# WHAT NEEDS TO BE DONE
Write out the records below once more, exactly as they stand.

-*-*-

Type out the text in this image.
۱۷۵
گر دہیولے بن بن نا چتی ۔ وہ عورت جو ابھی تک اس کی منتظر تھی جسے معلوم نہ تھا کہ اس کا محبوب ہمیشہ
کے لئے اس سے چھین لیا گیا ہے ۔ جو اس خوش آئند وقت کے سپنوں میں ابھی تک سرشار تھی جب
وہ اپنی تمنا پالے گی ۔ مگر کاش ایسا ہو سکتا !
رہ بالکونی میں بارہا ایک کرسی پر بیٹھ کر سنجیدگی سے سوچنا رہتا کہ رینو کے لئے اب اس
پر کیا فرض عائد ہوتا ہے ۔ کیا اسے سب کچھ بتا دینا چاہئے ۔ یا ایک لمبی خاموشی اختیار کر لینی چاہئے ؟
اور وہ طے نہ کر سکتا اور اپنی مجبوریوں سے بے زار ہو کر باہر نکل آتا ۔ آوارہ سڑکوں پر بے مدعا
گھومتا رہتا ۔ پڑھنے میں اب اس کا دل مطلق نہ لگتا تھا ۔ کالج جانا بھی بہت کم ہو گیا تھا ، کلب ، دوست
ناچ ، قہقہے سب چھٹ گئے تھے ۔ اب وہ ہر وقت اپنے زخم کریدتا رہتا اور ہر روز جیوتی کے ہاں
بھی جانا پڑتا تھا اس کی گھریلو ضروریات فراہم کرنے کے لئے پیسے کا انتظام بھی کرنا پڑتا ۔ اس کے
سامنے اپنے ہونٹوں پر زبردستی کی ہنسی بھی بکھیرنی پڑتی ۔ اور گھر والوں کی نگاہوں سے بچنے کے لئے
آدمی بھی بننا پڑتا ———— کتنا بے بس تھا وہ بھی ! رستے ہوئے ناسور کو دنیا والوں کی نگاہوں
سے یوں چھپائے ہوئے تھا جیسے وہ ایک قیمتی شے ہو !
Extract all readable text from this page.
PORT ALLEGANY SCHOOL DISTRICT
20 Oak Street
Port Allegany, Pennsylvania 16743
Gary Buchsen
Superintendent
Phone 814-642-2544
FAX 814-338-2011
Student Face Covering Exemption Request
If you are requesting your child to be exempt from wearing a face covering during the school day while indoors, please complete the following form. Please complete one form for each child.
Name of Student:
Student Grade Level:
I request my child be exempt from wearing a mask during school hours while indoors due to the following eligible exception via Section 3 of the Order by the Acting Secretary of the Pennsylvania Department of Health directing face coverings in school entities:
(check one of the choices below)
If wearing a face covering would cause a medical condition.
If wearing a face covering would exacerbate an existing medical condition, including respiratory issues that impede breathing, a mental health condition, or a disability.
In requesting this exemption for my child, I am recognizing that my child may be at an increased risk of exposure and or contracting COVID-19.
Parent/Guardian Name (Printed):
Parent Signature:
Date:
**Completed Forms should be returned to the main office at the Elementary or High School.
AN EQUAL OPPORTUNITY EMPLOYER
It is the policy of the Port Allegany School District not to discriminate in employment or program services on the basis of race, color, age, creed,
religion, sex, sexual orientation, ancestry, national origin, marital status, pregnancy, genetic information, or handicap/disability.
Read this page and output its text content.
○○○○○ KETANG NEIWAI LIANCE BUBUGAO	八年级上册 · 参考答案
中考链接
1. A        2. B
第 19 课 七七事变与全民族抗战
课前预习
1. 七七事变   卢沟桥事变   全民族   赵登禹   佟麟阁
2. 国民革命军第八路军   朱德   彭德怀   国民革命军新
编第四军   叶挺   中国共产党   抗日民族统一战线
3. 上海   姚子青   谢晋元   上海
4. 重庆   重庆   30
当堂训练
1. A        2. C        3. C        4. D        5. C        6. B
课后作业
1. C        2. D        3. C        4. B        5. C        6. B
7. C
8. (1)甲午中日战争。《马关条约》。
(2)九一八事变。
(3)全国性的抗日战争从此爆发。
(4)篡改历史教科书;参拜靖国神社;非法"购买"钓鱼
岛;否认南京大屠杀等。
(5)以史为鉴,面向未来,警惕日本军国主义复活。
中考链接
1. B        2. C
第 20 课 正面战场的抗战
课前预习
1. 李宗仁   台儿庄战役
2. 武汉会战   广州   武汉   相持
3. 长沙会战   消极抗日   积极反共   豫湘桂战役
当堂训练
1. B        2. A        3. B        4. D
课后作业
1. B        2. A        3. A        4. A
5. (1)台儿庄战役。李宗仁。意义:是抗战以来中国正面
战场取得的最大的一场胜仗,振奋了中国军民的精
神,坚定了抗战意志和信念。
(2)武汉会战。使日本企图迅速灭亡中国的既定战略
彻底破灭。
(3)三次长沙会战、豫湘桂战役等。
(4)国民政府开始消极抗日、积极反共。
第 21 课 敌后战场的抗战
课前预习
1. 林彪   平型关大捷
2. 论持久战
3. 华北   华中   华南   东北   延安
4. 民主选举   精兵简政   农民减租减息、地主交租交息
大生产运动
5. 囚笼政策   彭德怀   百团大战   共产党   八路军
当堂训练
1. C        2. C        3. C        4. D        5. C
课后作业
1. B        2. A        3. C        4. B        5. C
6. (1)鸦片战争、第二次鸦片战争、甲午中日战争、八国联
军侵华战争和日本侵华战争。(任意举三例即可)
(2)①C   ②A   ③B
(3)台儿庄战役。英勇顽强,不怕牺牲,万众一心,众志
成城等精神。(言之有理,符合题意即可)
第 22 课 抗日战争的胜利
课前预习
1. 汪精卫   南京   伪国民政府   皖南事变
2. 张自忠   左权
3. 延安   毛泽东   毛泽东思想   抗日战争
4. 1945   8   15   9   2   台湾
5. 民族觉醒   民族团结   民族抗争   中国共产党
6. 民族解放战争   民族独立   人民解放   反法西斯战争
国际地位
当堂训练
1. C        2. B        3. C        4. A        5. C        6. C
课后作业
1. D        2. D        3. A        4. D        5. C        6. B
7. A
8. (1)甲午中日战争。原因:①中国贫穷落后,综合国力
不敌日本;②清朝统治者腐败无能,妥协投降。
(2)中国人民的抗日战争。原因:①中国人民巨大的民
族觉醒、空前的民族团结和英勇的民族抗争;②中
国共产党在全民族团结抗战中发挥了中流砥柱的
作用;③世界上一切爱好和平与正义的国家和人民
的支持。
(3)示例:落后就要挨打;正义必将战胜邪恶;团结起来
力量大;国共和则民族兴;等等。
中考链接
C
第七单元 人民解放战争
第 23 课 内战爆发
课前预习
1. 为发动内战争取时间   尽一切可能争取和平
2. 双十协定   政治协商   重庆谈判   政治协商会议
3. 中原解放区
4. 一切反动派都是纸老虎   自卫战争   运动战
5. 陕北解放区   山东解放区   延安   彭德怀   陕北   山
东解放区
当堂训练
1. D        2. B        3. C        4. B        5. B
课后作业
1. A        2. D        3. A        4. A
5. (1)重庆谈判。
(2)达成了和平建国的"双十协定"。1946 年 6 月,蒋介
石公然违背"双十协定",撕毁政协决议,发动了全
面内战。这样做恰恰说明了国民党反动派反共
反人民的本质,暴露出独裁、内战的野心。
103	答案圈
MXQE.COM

-*-*-

# TASK RESULT
Type out the text in this image.
۱۷۵
گر دہیولے بن بن نا چتی ۔ وہ عورت جو ابھی تک اس کی منتظر تھی جسے معلوم نہ تھا کہ اس کا محبوب ہمیشہ
کے لئے اس سے چھین لیا گیا ہے ۔ جو اس خوش آئند وقت کے سپنوں میں ابھی تک سرشار تھی جب
وہ اپنی تمنا پالے گی ۔ مگر کاش ایسا ہو سکتا !
رہ بالکونی میں بارہا ایک کرسی پر بیٹھ کر سنجیدگی سے سوچنا رہتا کہ رینو کے لئے اب اس
پر کیا فرض عائد ہوتا ہے ۔ کیا اسے سب کچھ بتا دینا چاہئے ۔ یا ایک لمبی خاموشی اختیار کر لینی چاہئے ؟
اور وہ طے نہ کر سکتا اور اپنی مجبوریوں سے بے زار ہو کر باہر نکل آتا ۔ آوارہ سڑکوں پر بے مدعا
گھومتا رہتا ۔ پڑھنے میں اب اس کا دل مطلق نہ لگتا تھا ۔ کالج جانا بھی بہت کم ہو گیا تھا ، کلب ، دوست
ناچ ، قہقہے سب چھٹ گئے تھے ۔ اب وہ ہر وقت اپنے زخم کریدتا رہتا اور ہر روز جیوتی کے ہاں
بھی جانا پڑتا تھا اس کی گھریلو ضروریات فراہم کرنے کے لئے پیسے کا انتظام بھی کرنا پڑتا ۔ اس کے
سامنے اپنے ہونٹوں پر زبردستی کی ہنسی بھی بکھیرنی پڑتی ۔ اور گھر والوں کی نگاہوں سے بچنے کے لئے
آدمی بھی بننا پڑتا ———— کتنا بے بس تھا وہ بھی ! رستے ہوئے ناسور کو دنیا والوں کی نگاہوں
سے یوں چھپائے ہوئے تھا جیسے وہ ایک قیمتی شے ہو !
Extract all readable text from this page.
PORT ALLEGANY SCHOOL DISTRICT
20 Oak Street
Port Allegany, Pennsylvania 16743
Gary Buchsen
Superintendent
Phone 814-642-2544
FAX 814-338-2011
Student Face Covering Exemption Request
If you are requesting your child to be exempt from wearing a face covering during the school day while indoors, please complete the following form. Please complete one form for each child.
Name of Student:
Student Grade Level:
I request my child be exempt from wearing a mask during school hours while indoors due to the following eligible exception via Section 3 of the Order by the Acting Secretary of the Pennsylvania Department of Health directing face coverings in school entities:
(check one of the choices below)
If wearing a face covering would cause a medical condition.
If wearing a face covering would exacerbate an existing medical condition, including respiratory issues that impede breathing, a mental health condition, or a disability.
In requesting this exemption for my child, I am recognizing that my child may be at an increased risk of exposure and or contracting COVID-19.
Parent/Guardian Name (Printed):
Parent Signature:
Date:
**Completed Forms should be returned to the main office at the Elementary or High School.
AN EQUAL OPPORTUNITY EMPLOYER
It is the policy of the Port Allegany School District not to discriminate in employment or program services on the basis of race, color, age, creed,
religion, sex, sexual orientation, ancestry, national origin, marital status, pregnancy, genetic information, or handicap/disability.
Read this page and output its text content.
○○○○○ KETANG NEIWAI LIANCE BUBUGAO	八年级上册 · 参考答案
中考链接
1. A        2. B
第 19 课 七七事变与全民族抗战
课前预习
1. 七七事变   卢沟桥事变   全民族   赵登禹   佟麟阁
2. 国民革命军第八路军   朱德   彭德怀   国民革命军新
编第四军   叶挺   中国共产党   抗日民族统一战线
3. 上海   姚子青   谢晋元   上海
4. 重庆   重庆   30
当堂训练
1. A        2. C        3. C        4. D        5. C        6. B
课后作业
1. C        2. D        3. C        4. B        5. C        6. B
7. C
8. (1)甲午中日战争。《马关条约》。
(2)九一八事变。
(3)全国性的抗日战争从此爆发。
(4)篡改历史教科书;参拜靖国神社;非法"购买"钓鱼
岛;否认南京大屠杀等。
(5)以史为鉴,面向未来,警惕日本军国主义复活。
中考链接
1. B        2. C
第 20 课 正面战场的抗战
课前预习
1. 李宗仁   台儿庄战役
2. 武汉会战   广州   武汉   相持
3. 长沙会战   消极抗日   积极反共   豫湘桂战役
当堂训练
1. B        2. A        3. B        4. D
课后作业
1. B        2. A        3. A        4. A
5. (1)台儿庄战役。李宗仁。意义:是抗战以来中国正面
战场取得的最大的一场胜仗,振奋了中国军民的精
神,坚定了抗战意志和信念。
(2)武汉会战。使日本企图迅速灭亡中国的既定战略
彻底破灭。
(3)三次长沙会战、豫湘桂战役等。
(4)国民政府开始消极抗日、积极反共。
第 21 课 敌后战场的抗战
课前预习
1. 林彪   平型关大捷
2. 论持久战
3. 华北   华中   华南   东北   延安
4. 民主选举   精兵简政   农民减租减息、地主交租交息
大生产运动
5. 囚笼政策   彭德怀   百团大战   共产党   八路军
当堂训练
1. C        2. C        3. C        4. D        5. C
课后作业
1. B        2. A        3. C        4. B        5. C
6. (1)鸦片战争、第二次鸦片战争、甲午中日战争、八国联
军侵华战争和日本侵华战争。(任意举三例即可)
(2)①C   ②A   ③B
(3)台儿庄战役。英勇顽强,不怕牺牲,万众一心,众志
成城等精神。(言之有理,符合题意即可)
第 22 课 抗日战争的胜利
课前预习
1. 汪精卫   南京   伪国民政府   皖南事变
2. 张自忠   左权
3. 延安   毛泽东   毛泽东思想   抗日战争
4. 1945   8   15   9   2   台湾
5. 民族觉醒   民族团结   民族抗争   中国共产党
6. 民族解放战争   民族独立   人民解放   反法西斯战争
国际地位
当堂训练
1. C        2. B        3. C        4. A        5. C        6. C
课后作业
1. D        2. D        3. A        4. D        5. C        6. B
7. A
8. (1)甲午中日战争。原因:①中国贫穷落后,综合国力
不敌日本;②清朝统治者腐败无能,妥协投降。
(2)中国人民的抗日战争。原因:①中国人民巨大的民
族觉醒、空前的民族团结和英勇的民族抗争;②中
国共产党在全民族团结抗战中发挥了中流砥柱的
作用;③世界上一切爱好和平与正义的国家和人民
的支持。
(3)示例:落后就要挨打;正义必将战胜邪恶;团结起来
力量大;国共和则民族兴;等等。
中考链接
C
第七单元 人民解放战争
第 23 课 内战爆发
课前预习
1. 为发动内战争取时间   尽一切可能争取和平
2. 双十协定   政治协商   重庆谈判   政治协商会议
3. 中原解放区
4. 一切反动派都是纸老虎   自卫战争   运动战
5. 陕北解放区   山东解放区   延安   彭德怀   陕北   山
东解放区
当堂训练
1. D        2. B        3. C        4. B        5. B
课后作业
1. A        2. D        3. A        4. A
5. (1)重庆谈判。
(2)达成了和平建国的"双十协定"。1946 年 6 月,蒋介
石公然违背"双十协定",撕毁政协决议,发动了全
面内战。这样做恰恰说明了国民党反动派反共
反人民的本质,暴露出独裁、内战的野心。
103	答案圈
MXQE.COM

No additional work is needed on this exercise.